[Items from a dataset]
* * *
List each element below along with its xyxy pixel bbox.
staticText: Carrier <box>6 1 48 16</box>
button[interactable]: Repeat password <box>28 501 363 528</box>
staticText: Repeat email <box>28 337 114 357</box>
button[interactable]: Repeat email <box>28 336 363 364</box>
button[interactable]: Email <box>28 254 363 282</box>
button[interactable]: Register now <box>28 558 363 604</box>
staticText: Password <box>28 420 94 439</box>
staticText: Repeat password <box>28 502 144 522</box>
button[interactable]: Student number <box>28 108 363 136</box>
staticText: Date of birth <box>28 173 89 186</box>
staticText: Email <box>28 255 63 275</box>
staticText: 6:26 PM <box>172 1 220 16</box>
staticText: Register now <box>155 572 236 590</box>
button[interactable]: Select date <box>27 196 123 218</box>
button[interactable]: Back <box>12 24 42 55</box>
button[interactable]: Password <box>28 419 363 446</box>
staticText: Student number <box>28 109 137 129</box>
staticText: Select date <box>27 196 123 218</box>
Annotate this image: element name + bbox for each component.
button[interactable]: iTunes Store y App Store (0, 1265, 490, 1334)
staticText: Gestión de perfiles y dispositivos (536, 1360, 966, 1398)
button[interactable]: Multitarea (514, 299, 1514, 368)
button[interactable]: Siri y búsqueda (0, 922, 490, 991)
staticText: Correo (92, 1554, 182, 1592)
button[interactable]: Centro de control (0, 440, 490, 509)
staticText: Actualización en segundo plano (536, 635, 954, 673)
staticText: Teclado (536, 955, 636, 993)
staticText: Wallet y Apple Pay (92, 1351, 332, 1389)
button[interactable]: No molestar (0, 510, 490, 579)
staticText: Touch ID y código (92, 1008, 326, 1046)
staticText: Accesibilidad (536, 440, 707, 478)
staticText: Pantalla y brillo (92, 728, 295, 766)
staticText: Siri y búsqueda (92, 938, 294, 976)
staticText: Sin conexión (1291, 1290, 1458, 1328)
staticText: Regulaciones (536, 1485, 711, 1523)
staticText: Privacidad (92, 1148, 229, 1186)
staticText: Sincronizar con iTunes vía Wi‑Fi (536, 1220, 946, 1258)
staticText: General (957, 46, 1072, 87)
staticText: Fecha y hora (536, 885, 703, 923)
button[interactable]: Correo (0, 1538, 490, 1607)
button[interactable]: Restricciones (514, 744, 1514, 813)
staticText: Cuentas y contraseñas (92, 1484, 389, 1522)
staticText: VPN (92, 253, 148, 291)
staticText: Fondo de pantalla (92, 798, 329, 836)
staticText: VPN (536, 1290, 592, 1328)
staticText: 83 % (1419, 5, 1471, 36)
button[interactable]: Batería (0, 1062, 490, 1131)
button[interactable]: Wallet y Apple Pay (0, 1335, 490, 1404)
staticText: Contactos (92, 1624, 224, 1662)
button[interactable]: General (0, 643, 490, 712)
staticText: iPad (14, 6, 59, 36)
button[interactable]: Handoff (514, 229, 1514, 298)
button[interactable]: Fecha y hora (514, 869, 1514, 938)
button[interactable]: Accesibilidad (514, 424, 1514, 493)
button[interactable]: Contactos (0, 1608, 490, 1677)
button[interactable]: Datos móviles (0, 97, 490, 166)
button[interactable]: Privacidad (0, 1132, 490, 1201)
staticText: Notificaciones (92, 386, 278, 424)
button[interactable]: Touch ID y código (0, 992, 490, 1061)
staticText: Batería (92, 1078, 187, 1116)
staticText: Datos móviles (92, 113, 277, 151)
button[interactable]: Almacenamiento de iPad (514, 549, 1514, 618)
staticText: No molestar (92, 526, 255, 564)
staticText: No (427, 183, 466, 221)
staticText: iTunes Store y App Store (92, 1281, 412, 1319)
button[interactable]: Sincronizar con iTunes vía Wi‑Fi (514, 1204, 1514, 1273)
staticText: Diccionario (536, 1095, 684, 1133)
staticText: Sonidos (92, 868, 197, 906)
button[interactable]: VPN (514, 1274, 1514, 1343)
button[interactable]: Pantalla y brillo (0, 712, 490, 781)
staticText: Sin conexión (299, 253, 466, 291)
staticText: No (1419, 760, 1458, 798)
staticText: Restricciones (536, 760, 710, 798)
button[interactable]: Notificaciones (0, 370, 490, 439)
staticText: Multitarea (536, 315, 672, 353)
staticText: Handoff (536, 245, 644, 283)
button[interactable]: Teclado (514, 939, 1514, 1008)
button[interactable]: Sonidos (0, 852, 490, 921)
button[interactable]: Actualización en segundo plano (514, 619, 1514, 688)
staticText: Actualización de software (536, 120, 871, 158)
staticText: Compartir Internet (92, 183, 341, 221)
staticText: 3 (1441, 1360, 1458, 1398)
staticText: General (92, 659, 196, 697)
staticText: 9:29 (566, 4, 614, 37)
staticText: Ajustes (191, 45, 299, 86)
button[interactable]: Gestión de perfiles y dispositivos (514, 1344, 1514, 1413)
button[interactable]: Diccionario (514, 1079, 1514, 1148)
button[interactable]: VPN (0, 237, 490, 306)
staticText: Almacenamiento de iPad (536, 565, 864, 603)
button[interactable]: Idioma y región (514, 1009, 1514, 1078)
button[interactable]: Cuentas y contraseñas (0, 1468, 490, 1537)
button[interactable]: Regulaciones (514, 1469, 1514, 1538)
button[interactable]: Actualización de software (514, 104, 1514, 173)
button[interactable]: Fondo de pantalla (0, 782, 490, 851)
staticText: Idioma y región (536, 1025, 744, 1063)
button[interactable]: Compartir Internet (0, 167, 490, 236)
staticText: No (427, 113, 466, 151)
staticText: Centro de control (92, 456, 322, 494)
* * *
Your goal: Present every line of the records above as a Markdown table with two columns, No. and Line. Number the rows in order and omit any blank lines.

Correct response:
| No. | Line |
|---|---|
| 1 | List each element below along with its xyxy pixel bbox. |
| 2 | staticText: Carrier <box>6 1 48 16</box> |
| 3 | button[interactable]: Repeat password <box>28 501 363 528</box> |
| 4 | staticText: Repeat email <box>28 337 114 357</box> |
| 5 | button[interactable]: Repeat email <box>28 336 363 364</box> |
| 6 | button[interactable]: Email <box>28 254 363 282</box> |
| 7 | button[interactable]: Register now <box>28 558 363 604</box> |
| 8 | staticText: Password <box>28 420 94 439</box> |
| 9 | staticText: Repeat password <box>28 502 144 522</box> |
| 10 | button[interactable]: Student number <box>28 108 363 136</box> |
| 11 | staticText: Date of birth <box>28 173 89 186</box> |
| 12 | staticText: Email <box>28 255 63 275</box> |
| 13 | staticText: 6:26 PM <box>172 1 220 16</box> |
| 14 | staticText: Register now <box>155 572 236 590</box> |
| 15 | button[interactable]: Select date <box>27 196 123 218</box> |
| 16 | button[interactable]: Back <box>12 24 42 55</box> |
| 17 | button[interactable]: Password <box>28 419 363 446</box> |
| 18 | staticText: Student number <box>28 109 137 129</box> |
| 19 | staticText: Select date <box>27 196 123 218</box> |
| 20 | Annotate this image: element name + bbox for each component. |
| 21 | button[interactable]: iTunes Store y App Store (0, 1265, 490, 1334) |
| 22 | staticText: Gestión de perfiles y dispositivos (536, 1360, 966, 1398) |
| 23 | button[interactable]: Multitarea (514, 299, 1514, 368) |
| 24 | button[interactable]: Siri y búsqueda (0, 922, 490, 991) |
| 25 | staticText: Correo (92, 1554, 182, 1592) |
| 26 | button[interactable]: Centro de control (0, 440, 490, 509) |
| 27 | staticText: Actualización en segundo plano (536, 635, 954, 673) |
| 28 | staticText: Teclado (536, 955, 636, 993) |
| 29 | staticText: Wallet y Apple Pay (92, 1351, 332, 1389) |
| 30 | button[interactable]: No molestar (0, 510, 490, 579) |
| 31 | staticText: Touch ID y código (92, 1008, 326, 1046) |
| 32 | staticText: Accesibilidad (536, 440, 707, 478) |
| 33 | staticText: Pantalla y brillo (92, 728, 295, 766) |
| 34 | staticText: Siri y búsqueda (92, 938, 294, 976) |
| 35 | staticText: Sin conexión (1291, 1290, 1458, 1328) |
| 36 | staticText: Regulaciones (536, 1485, 711, 1523) |
| 37 | staticText: Privacidad (92, 1148, 229, 1186) |
| 38 | staticText: Sincronizar con iTunes vía Wi‑Fi (536, 1220, 946, 1258) |
| 39 | staticText: General (957, 46, 1072, 87) |
| 40 | staticText: Fecha y hora (536, 885, 703, 923) |
| 41 | button[interactable]: Correo (0, 1538, 490, 1607) |
| 42 | button[interactable]: Restricciones (514, 744, 1514, 813) |
| 43 | staticText: Cuentas y contraseñas (92, 1484, 389, 1522) |
| 44 | staticText: VPN (92, 253, 148, 291) |
| 45 | staticText: Fondo de pantalla (92, 798, 329, 836) |
| 46 | staticText: VPN (536, 1290, 592, 1328) |
| 47 | staticText: 83 % (1419, 5, 1471, 36) |
| 48 | button[interactable]: Batería (0, 1062, 490, 1131) |
| 49 | button[interactable]: Wallet y Apple Pay (0, 1335, 490, 1404) |
| 50 | staticText: Contactos (92, 1624, 224, 1662) |
| 51 | button[interactable]: General (0, 643, 490, 712) |
| 52 | staticText: iPad (14, 6, 59, 36) |
| 53 | button[interactable]: Handoff (514, 229, 1514, 298) |
| 54 | button[interactable]: Fecha y hora (514, 869, 1514, 938) |
| 55 | button[interactable]: Accesibilidad (514, 424, 1514, 493) |
| 56 | button[interactable]: Contactos (0, 1608, 490, 1677) |
| 57 | button[interactable]: Datos móviles (0, 97, 490, 166) |
| 58 | button[interactable]: Privacidad (0, 1132, 490, 1201) |
| 59 | staticText: Notificaciones (92, 386, 278, 424) |
| 60 | button[interactable]: Touch ID y código (0, 992, 490, 1061) |
| 61 | staticText: Batería (92, 1078, 187, 1116) |
| 62 | staticText: Datos móviles (92, 113, 277, 151) |
| 63 | button[interactable]: Almacenamiento de iPad (514, 549, 1514, 618) |
| 64 | staticText: No molestar (92, 526, 255, 564) |
| 65 | staticText: No (427, 183, 466, 221) |
| 66 | staticText: iTunes Store y App Store (92, 1281, 412, 1319) |
| 67 | button[interactable]: Sincronizar con iTunes vía Wi‑Fi (514, 1204, 1514, 1273) |
| 68 | staticText: Diccionario (536, 1095, 684, 1133) |
| 69 | staticText: Sonidos (92, 868, 197, 906) |
| 70 | button[interactable]: VPN (514, 1274, 1514, 1343) |
| 71 | button[interactable]: Pantalla y brillo (0, 712, 490, 781) |
| 72 | staticText: Sin conexión (299, 253, 466, 291) |
| 73 | staticText: No (1419, 760, 1458, 798) |
| 74 | staticText: Restricciones (536, 760, 710, 798) |
| 75 | button[interactable]: Notificaciones (0, 370, 490, 439) |
| 76 | staticText: Multitarea (536, 315, 672, 353) |
| 77 | staticText: Handoff (536, 245, 644, 283) |
| 78 | button[interactable]: Teclado (514, 939, 1514, 1008) |
| 79 | button[interactable]: Sonidos (0, 852, 490, 921) |
| 80 | button[interactable]: Actualización en segundo plano (514, 619, 1514, 688) |
| 81 | staticText: Actualización de software (536, 120, 871, 158) |
| 82 | staticText: Compartir Internet (92, 183, 341, 221) |
| 83 | staticText: 3 (1441, 1360, 1458, 1398) |
| 84 | staticText: General (92, 659, 196, 697) |
| 85 | staticText: 9:29 (566, 4, 614, 37) |
| 86 | staticText: Ajustes (191, 45, 299, 86) |
| 87 | button[interactable]: Gestión de perfiles y dispositivos (514, 1344, 1514, 1413) |
| 88 | button[interactable]: Diccionario (514, 1079, 1514, 1148) |
| 89 | button[interactable]: VPN (0, 237, 490, 306) |
| 90 | staticText: Almacenamiento de iPad (536, 565, 864, 603) |
| 91 | button[interactable]: Idioma y región (514, 1009, 1514, 1078) |
| 92 | button[interactable]: Cuentas y contraseñas (0, 1468, 490, 1537) |
| 93 | button[interactable]: Regulaciones (514, 1469, 1514, 1538) |
| 94 | button[interactable]: Actualización de software (514, 104, 1514, 173) |
| 95 | button[interactable]: Fondo de pantalla (0, 782, 490, 851) |
| 96 | staticText: Idioma y región (536, 1025, 744, 1063) |
| 97 | button[interactable]: Compartir Internet (0, 167, 490, 236) |
| 98 | staticText: No (427, 113, 466, 151) |
| 99 | staticText: Centro de control (92, 456, 322, 494) |